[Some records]
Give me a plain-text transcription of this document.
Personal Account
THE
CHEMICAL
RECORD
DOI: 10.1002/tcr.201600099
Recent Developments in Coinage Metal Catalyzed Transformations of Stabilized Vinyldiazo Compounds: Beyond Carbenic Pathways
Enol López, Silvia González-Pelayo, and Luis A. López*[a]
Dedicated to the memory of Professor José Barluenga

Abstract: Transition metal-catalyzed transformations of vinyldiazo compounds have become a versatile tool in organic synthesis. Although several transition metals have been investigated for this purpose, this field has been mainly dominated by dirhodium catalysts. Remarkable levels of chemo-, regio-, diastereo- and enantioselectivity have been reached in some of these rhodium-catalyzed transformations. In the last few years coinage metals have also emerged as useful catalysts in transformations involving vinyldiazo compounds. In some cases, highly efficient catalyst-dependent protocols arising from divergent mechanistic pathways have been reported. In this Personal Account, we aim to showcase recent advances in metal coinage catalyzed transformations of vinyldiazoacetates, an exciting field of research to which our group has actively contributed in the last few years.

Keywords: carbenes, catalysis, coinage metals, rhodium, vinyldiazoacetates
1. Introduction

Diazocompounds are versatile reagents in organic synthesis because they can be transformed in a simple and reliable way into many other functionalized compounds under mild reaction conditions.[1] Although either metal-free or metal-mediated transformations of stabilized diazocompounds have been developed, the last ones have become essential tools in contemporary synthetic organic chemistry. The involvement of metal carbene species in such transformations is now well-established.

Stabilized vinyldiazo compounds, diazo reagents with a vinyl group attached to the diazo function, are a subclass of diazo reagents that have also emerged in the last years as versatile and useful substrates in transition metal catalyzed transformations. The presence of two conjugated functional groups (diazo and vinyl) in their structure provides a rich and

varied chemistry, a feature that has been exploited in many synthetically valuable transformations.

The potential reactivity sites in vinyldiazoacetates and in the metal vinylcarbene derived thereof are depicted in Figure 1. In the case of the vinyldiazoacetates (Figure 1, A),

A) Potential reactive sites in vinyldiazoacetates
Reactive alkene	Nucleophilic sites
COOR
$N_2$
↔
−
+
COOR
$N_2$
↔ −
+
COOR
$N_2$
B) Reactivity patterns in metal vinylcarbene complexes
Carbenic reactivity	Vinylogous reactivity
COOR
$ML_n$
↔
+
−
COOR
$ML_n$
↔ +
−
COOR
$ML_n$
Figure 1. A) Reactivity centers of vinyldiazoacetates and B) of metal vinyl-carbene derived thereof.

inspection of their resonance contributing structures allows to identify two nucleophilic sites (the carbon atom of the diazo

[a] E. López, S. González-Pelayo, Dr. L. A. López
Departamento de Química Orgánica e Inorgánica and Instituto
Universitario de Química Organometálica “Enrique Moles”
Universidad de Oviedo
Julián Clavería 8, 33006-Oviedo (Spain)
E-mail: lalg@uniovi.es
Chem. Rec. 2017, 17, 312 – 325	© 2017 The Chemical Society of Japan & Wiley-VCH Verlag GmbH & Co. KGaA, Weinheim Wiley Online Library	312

* _REQUEST_
Copy out the full material exactly as it appears.

* _RESULT_
Give me a plain-text transcription of this document.
Personal Account
THE
CHEMICAL
RECORD
DOI: 10.1002/tcr.201600099
Recent Developments in Coinage Metal Catalyzed Transformations of Stabilized Vinyldiazo Compounds: Beyond Carbenic Pathways
Enol López, Silvia González-Pelayo, and Luis A. López*[a]
Dedicated to the memory of Professor José Barluenga

Abstract: Transition metal-catalyzed transformations of vinyldiazo compounds have become a versatile tool in organic synthesis. Although several transition metals have been investigated for this purpose, this field has been mainly dominated by dirhodium catalysts. Remarkable levels of chemo-, regio-, diastereo- and enantioselectivity have been reached in some of these rhodium-catalyzed transformations. In the last few years coinage metals have also emerged as useful catalysts in transformations involving vinyldiazo compounds. In some cases, highly efficient catalyst-dependent protocols arising from divergent mechanistic pathways have been reported. In this Personal Account, we aim to showcase recent advances in metal coinage catalyzed transformations of vinyldiazoacetates, an exciting field of research to which our group has actively contributed in the last few years.

Keywords: carbenes, catalysis, coinage metals, rhodium, vinyldiazoacetates
1. Introduction

Diazocompounds are versatile reagents in organic synthesis because they can be transformed in a simple and reliable way into many other functionalized compounds under mild reaction conditions.[1] Although either metal-free or metal-mediated transformations of stabilized diazocompounds have been developed, the last ones have become essential tools in contemporary synthetic organic chemistry. The involvement of metal carbene species in such transformations is now well-established.

Stabilized vinyldiazo compounds, diazo reagents with a vinyl group attached to the diazo function, are a subclass of diazo reagents that have also emerged in the last years as versatile and useful substrates in transition metal catalyzed transformations. The presence of two conjugated functional groups (diazo and vinyl) in their structure provides a rich and

varied chemistry, a feature that has been exploited in many synthetically valuable transformations.

The potential reactivity sites in vinyldiazoacetates and in the metal vinylcarbene derived thereof are depicted in Figure 1. In the case of the vinyldiazoacetates (Figure 1, A),

A) Potential reactive sites in vinyldiazoacetates
Reactive alkene	Nucleophilic sites
COOR
$N_2$
↔
−
+
COOR
$N_2$
↔ −
+
COOR
$N_2$
B) Reactivity patterns in metal vinylcarbene complexes
Carbenic reactivity	Vinylogous reactivity
COOR
$ML_n$
↔
+
−
COOR
$ML_n$
↔ +
−
COOR
$ML_n$
Figure 1. A) Reactivity centers of vinyldiazoacetates and B) of metal vinyl-carbene derived thereof.

inspection of their resonance contributing structures allows to identify two nucleophilic sites (the carbon atom of the diazo

[a] E. López, S. González-Pelayo, Dr. L. A. López
Departamento de Química Orgánica e Inorgánica and Instituto
Universitario de Química Organometálica “Enrique Moles”
Universidad de Oviedo
Julián Clavería 8, 33006-Oviedo (Spain)
E-mail: lalg@uniovi.es
Chem. Rec. 2017, 17, 312 – 325	© 2017 The Chemical Society of Japan & Wiley-VCH Verlag GmbH & Co. KGaA, Weinheim Wiley Online Library	312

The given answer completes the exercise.